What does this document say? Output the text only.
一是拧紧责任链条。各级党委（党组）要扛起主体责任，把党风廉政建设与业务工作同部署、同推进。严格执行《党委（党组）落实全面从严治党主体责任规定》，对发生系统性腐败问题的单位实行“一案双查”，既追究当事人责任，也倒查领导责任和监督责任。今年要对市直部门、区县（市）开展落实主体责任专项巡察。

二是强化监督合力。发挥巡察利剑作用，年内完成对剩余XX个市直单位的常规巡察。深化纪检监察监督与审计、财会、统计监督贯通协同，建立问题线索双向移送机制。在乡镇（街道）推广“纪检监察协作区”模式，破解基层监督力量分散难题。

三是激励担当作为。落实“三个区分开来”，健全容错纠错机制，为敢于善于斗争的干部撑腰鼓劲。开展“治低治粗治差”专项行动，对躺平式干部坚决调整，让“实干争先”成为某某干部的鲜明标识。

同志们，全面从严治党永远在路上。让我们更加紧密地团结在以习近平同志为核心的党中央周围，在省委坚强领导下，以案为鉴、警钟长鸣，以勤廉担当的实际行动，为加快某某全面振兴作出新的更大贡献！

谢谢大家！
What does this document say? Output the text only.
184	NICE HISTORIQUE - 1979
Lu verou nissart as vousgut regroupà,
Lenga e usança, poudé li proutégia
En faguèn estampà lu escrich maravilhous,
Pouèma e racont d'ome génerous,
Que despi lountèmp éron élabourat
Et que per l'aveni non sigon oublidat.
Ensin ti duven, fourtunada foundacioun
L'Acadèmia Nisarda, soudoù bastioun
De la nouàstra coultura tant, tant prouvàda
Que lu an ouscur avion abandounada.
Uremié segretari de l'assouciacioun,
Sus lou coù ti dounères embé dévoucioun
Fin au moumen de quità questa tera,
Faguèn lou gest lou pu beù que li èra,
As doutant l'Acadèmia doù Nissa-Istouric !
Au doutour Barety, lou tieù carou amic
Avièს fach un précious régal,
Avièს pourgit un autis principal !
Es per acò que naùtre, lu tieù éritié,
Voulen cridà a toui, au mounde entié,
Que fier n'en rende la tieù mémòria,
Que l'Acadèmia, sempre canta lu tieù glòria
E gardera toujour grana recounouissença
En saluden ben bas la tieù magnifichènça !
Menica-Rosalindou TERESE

=-=-=

Requirement — Pull every line containing "Acadèmia" from the data.

Worked answer —
L'Acadèmia Nisarda, soudoù bastioun
As doutant l'Acadèmia doù Nissa-Istouric !
Que l'Acadèmia, sempre canta lu tieù glòria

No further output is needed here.